# Task objective:
Transcribe all of the material exactly. Any picture in it should be left out.

::: Records provided :::

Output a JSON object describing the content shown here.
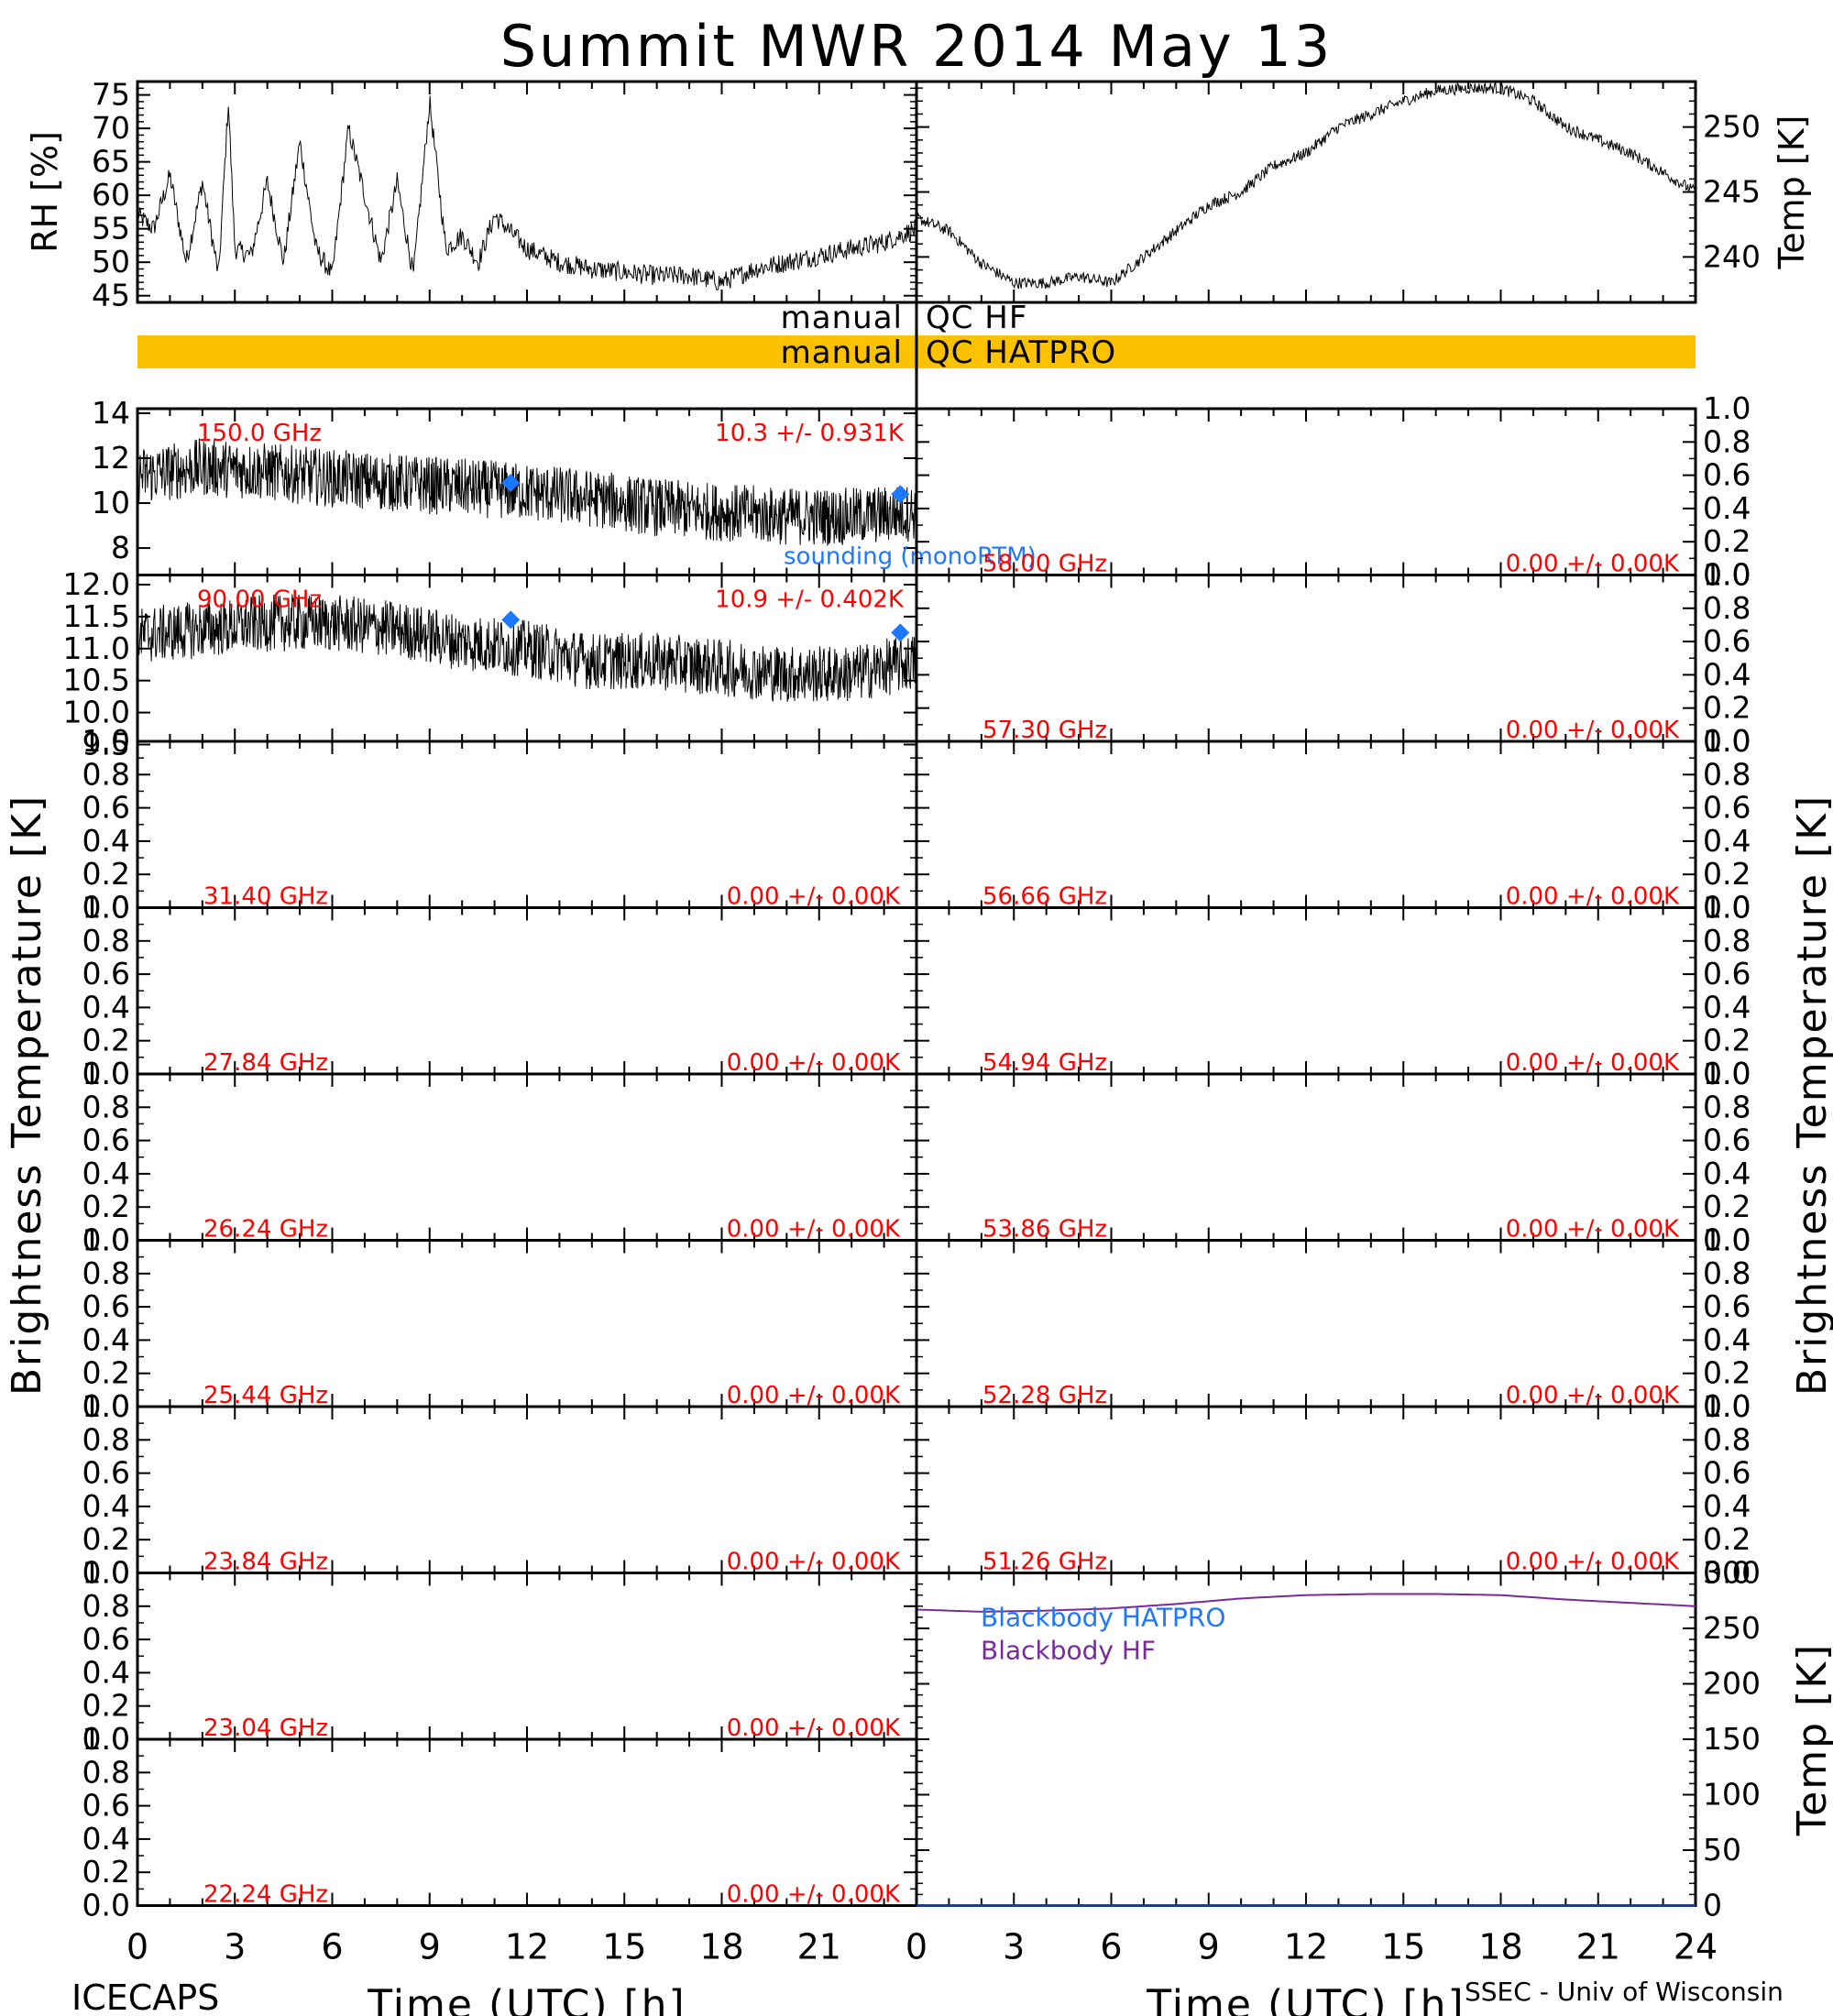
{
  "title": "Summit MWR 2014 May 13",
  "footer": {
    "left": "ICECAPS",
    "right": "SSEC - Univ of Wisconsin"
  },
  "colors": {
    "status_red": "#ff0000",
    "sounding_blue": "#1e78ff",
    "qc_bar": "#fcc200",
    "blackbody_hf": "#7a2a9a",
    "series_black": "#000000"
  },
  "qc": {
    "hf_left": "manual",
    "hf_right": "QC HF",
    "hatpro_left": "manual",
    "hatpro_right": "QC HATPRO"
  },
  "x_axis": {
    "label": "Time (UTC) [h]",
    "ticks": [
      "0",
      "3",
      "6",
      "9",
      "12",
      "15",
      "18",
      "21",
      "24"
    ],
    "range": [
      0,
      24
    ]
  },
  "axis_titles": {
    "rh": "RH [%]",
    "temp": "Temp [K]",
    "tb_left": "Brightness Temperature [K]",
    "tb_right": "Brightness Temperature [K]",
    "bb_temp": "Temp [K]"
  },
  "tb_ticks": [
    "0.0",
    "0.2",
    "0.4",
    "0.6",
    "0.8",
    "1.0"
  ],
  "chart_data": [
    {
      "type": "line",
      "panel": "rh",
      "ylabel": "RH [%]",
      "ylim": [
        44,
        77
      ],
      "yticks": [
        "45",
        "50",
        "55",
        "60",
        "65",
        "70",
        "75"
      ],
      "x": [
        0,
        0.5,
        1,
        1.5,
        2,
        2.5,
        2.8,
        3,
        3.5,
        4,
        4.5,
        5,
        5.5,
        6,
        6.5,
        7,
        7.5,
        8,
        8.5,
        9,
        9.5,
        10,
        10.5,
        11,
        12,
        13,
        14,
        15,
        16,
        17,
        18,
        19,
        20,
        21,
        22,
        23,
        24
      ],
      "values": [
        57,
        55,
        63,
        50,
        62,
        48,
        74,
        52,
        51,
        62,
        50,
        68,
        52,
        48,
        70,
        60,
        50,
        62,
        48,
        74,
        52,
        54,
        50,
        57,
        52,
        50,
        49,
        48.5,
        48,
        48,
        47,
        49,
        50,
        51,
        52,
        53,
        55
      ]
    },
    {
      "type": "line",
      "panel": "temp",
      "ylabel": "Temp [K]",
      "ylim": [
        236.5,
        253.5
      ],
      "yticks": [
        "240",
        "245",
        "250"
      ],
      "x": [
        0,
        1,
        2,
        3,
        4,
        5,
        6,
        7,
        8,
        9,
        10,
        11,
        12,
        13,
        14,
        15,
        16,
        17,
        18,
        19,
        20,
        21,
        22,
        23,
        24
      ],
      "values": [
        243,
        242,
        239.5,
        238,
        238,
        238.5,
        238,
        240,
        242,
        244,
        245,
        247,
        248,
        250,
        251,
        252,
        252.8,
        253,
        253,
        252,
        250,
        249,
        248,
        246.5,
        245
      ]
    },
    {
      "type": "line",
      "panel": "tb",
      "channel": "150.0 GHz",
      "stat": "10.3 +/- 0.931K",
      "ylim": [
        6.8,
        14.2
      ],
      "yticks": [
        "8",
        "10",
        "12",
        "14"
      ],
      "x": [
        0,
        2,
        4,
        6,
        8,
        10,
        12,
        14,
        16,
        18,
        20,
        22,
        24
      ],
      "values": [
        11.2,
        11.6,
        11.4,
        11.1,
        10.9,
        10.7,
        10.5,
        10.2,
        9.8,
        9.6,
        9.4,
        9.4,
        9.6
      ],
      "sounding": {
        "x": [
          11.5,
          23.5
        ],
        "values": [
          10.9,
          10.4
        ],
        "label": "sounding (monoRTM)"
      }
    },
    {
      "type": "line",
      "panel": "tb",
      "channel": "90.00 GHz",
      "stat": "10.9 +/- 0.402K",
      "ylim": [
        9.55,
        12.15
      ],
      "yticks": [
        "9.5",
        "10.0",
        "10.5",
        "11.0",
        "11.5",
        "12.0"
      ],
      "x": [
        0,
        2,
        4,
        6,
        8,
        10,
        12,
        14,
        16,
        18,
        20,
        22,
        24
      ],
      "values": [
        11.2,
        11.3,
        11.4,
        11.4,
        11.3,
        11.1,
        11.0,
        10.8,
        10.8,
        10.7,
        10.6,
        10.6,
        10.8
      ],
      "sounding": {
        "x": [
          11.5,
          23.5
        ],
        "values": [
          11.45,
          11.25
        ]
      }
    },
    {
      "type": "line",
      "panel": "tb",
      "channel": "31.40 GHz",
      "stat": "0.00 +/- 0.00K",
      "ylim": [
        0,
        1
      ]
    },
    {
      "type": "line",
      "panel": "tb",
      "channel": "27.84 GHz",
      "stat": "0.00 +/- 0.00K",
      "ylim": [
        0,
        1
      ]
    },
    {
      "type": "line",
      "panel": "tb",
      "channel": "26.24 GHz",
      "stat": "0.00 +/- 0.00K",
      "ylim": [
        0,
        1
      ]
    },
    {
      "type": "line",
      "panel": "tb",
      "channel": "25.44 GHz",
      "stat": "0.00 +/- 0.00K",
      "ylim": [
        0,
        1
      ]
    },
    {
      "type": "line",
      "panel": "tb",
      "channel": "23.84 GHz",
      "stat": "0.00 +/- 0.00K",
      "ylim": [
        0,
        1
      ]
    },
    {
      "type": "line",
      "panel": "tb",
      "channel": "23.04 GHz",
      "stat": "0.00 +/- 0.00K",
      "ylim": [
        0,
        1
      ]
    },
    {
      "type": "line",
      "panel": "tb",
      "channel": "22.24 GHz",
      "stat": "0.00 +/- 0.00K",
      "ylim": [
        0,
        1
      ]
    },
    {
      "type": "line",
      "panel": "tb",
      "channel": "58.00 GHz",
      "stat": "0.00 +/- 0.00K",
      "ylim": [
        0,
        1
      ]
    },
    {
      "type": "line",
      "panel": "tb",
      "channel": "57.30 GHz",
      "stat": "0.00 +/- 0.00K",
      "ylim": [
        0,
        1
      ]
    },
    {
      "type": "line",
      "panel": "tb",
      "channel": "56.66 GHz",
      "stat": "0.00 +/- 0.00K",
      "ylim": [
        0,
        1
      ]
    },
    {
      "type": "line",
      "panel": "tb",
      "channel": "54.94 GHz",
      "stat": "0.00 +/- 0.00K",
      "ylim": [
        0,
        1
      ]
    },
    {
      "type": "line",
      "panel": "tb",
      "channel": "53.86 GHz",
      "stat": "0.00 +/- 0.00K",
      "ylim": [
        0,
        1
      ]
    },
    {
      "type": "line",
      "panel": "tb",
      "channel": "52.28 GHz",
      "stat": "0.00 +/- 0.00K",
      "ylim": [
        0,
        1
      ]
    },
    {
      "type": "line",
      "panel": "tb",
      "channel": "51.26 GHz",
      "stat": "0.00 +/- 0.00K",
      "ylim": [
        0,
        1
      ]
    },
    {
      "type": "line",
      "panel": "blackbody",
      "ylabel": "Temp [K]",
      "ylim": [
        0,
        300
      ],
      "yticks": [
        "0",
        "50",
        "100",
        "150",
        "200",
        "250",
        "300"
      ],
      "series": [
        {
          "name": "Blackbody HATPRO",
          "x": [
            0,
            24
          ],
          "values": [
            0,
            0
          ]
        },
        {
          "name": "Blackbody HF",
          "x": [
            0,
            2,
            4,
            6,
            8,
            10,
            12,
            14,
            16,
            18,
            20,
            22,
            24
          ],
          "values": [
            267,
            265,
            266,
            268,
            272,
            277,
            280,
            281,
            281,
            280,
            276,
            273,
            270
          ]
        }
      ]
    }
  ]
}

:::

# Correct answer:
Output a JSON object describing the content shown here.
{
  "title": "Summit MWR 2014 May 13",
  "footer": {
    "left": "ICECAPS",
    "right": "SSEC - Univ of Wisconsin"
  },
  "colors": {
    "status_red": "#ff0000",
    "sounding_blue": "#1e78ff",
    "qc_bar": "#fcc200",
    "blackbody_hf": "#7a2a9a",
    "series_black": "#000000"
  },
  "qc": {
    "hf_left": "manual",
    "hf_right": "QC HF",
    "hatpro_left": "manual",
    "hatpro_right": "QC HATPRO"
  },
  "x_axis": {
    "label": "Time (UTC) [h]",
    "ticks": [
      "0",
      "3",
      "6",
      "9",
      "12",
      "15",
      "18",
      "21",
      "24"
    ],
    "range": [
      0,
      24
    ]
  },
  "axis_titles": {
    "rh": "RH [%]",
    "temp": "Temp [K]",
    "tb_left": "Brightness Temperature [K]",
    "tb_right": "Brightness Temperature [K]",
    "bb_temp": "Temp [K]"
  },
  "tb_ticks": [
    "0.0",
    "0.2",
    "0.4",
    "0.6",
    "0.8",
    "1.0"
  ],
  "chart_data": [
    {
      "type": "line",
      "panel": "rh",
      "ylabel": "RH [%]",
      "ylim": [
        44,
        77
      ],
      "yticks": [
        "45",
        "50",
        "55",
        "60",
        "65",
        "70",
        "75"
      ],
      "x": [
        0,
        0.5,
        1,
        1.5,
        2,
        2.5,
        2.8,
        3,
        3.5,
        4,
        4.5,
        5,
        5.5,
        6,
        6.5,
        7,
        7.5,
        8,
        8.5,
        9,
        9.5,
        10,
        10.5,
        11,
        12,
        13,
        14,
        15,
        16,
        17,
        18,
        19,
        20,
        21,
        22,
        23,
        24
      ],
      "values": [
        57,
        55,
        63,
        50,
        62,
        48,
        74,
        52,
        51,
        62,
        50,
        68,
        52,
        48,
        70,
        60,
        50,
        62,
        48,
        74,
        52,
        54,
        50,
        57,
        52,
        50,
        49,
        48.5,
        48,
        48,
        47,
        49,
        50,
        51,
        52,
        53,
        55
      ]
    },
    {
      "type": "line",
      "panel": "temp",
      "ylabel": "Temp [K]",
      "ylim": [
        236.5,
        253.5
      ],
      "yticks": [
        "240",
        "245",
        "250"
      ],
      "x": [
        0,
        1,
        2,
        3,
        4,
        5,
        6,
        7,
        8,
        9,
        10,
        11,
        12,
        13,
        14,
        15,
        16,
        17,
        18,
        19,
        20,
        21,
        22,
        23,
        24
      ],
      "values": [
        243,
        242,
        239.5,
        238,
        238,
        238.5,
        238,
        240,
        242,
        244,
        245,
        247,
        248,
        250,
        251,
        252,
        252.8,
        253,
        253,
        252,
        250,
        249,
        248,
        246.5,
        245
      ]
    },
    {
      "type": "line",
      "panel": "tb",
      "channel": "150.0 GHz",
      "stat": "10.3 +/- 0.931K",
      "ylim": [
        6.8,
        14.2
      ],
      "yticks": [
        "8",
        "10",
        "12",
        "14"
      ],
      "x": [
        0,
        2,
        4,
        6,
        8,
        10,
        12,
        14,
        16,
        18,
        20,
        22,
        24
      ],
      "values": [
        11.2,
        11.6,
        11.4,
        11.1,
        10.9,
        10.7,
        10.5,
        10.2,
        9.8,
        9.6,
        9.4,
        9.4,
        9.6
      ],
      "sounding": {
        "x": [
          11.5,
          23.5
        ],
        "values": [
          10.9,
          10.4
        ],
        "label": "sounding (monoRTM)"
      }
    },
    {
      "type": "line",
      "panel": "tb",
      "channel": "90.00 GHz",
      "stat": "10.9 +/- 0.402K",
      "ylim": [
        9.55,
        12.15
      ],
      "yticks": [
        "9.5",
        "10.0",
        "10.5",
        "11.0",
        "11.5",
        "12.0"
      ],
      "x": [
        0,
        2,
        4,
        6,
        8,
        10,
        12,
        14,
        16,
        18,
        20,
        22,
        24
      ],
      "values": [
        11.2,
        11.3,
        11.4,
        11.4,
        11.3,
        11.1,
        11.0,
        10.8,
        10.8,
        10.7,
        10.6,
        10.6,
        10.8
      ],
      "sounding": {
        "x": [
          11.5,
          23.5
        ],
        "values": [
          11.45,
          11.25
        ]
      }
    },
    {
      "type": "line",
      "panel": "tb",
      "channel": "31.40 GHz",
      "stat": "0.00 +/- 0.00K",
      "ylim": [
        0,
        1
      ]
    },
    {
      "type": "line",
      "panel": "tb",
      "channel": "27.84 GHz",
      "stat": "0.00 +/- 0.00K",
      "ylim": [
        0,
        1
      ]
    },
    {
      "type": "line",
      "panel": "tb",
      "channel": "26.24 GHz",
      "stat": "0.00 +/- 0.00K",
      "ylim": [
        0,
        1
      ]
    },
    {
      "type": "line",
      "panel": "tb",
      "channel": "25.44 GHz",
      "stat": "0.00 +/- 0.00K",
      "ylim": [
        0,
        1
      ]
    },
    {
      "type": "line",
      "panel": "tb",
      "channel": "23.84 GHz",
      "stat": "0.00 +/- 0.00K",
      "ylim": [
        0,
        1
      ]
    },
    {
      "type": "line",
      "panel": "tb",
      "channel": "23.04 GHz",
      "stat": "0.00 +/- 0.00K",
      "ylim": [
        0,
        1
      ]
    },
    {
      "type": "line",
      "panel": "tb",
      "channel": "22.24 GHz",
      "stat": "0.00 +/- 0.00K",
      "ylim": [
        0,
        1
      ]
    },
    {
      "type": "line",
      "panel": "tb",
      "channel": "58.00 GHz",
      "stat": "0.00 +/- 0.00K",
      "ylim": [
        0,
        1
      ]
    },
    {
      "type": "line",
      "panel": "tb",
      "channel": "57.30 GHz",
      "stat": "0.00 +/- 0.00K",
      "ylim": [
        0,
        1
      ]
    },
    {
      "type": "line",
      "panel": "tb",
      "channel": "56.66 GHz",
      "stat": "0.00 +/- 0.00K",
      "ylim": [
        0,
        1
      ]
    },
    {
      "type": "line",
      "panel": "tb",
      "channel": "54.94 GHz",
      "stat": "0.00 +/- 0.00K",
      "ylim": [
        0,
        1
      ]
    },
    {
      "type": "line",
      "panel": "tb",
      "channel": "53.86 GHz",
      "stat": "0.00 +/- 0.00K",
      "ylim": [
        0,
        1
      ]
    },
    {
      "type": "line",
      "panel": "tb",
      "channel": "52.28 GHz",
      "stat": "0.00 +/- 0.00K",
      "ylim": [
        0,
        1
      ]
    },
    {
      "type": "line",
      "panel": "tb",
      "channel": "51.26 GHz",
      "stat": "0.00 +/- 0.00K",
      "ylim": [
        0,
        1
      ]
    },
    {
      "type": "line",
      "panel": "blackbody",
      "ylabel": "Temp [K]",
      "ylim": [
        0,
        300
      ],
      "yticks": [
        "0",
        "50",
        "100",
        "150",
        "200",
        "250",
        "300"
      ],
      "series": [
        {
          "name": "Blackbody HATPRO",
          "x": [
            0,
            24
          ],
          "values": [
            0,
            0
          ]
        },
        {
          "name": "Blackbody HF",
          "x": [
            0,
            2,
            4,
            6,
            8,
            10,
            12,
            14,
            16,
            18,
            20,
            22,
            24
          ],
          "values": [
            267,
            265,
            266,
            268,
            272,
            277,
            280,
            281,
            281,
            280,
            276,
            273,
            270
          ]
        }
      ]
    }
  ]
}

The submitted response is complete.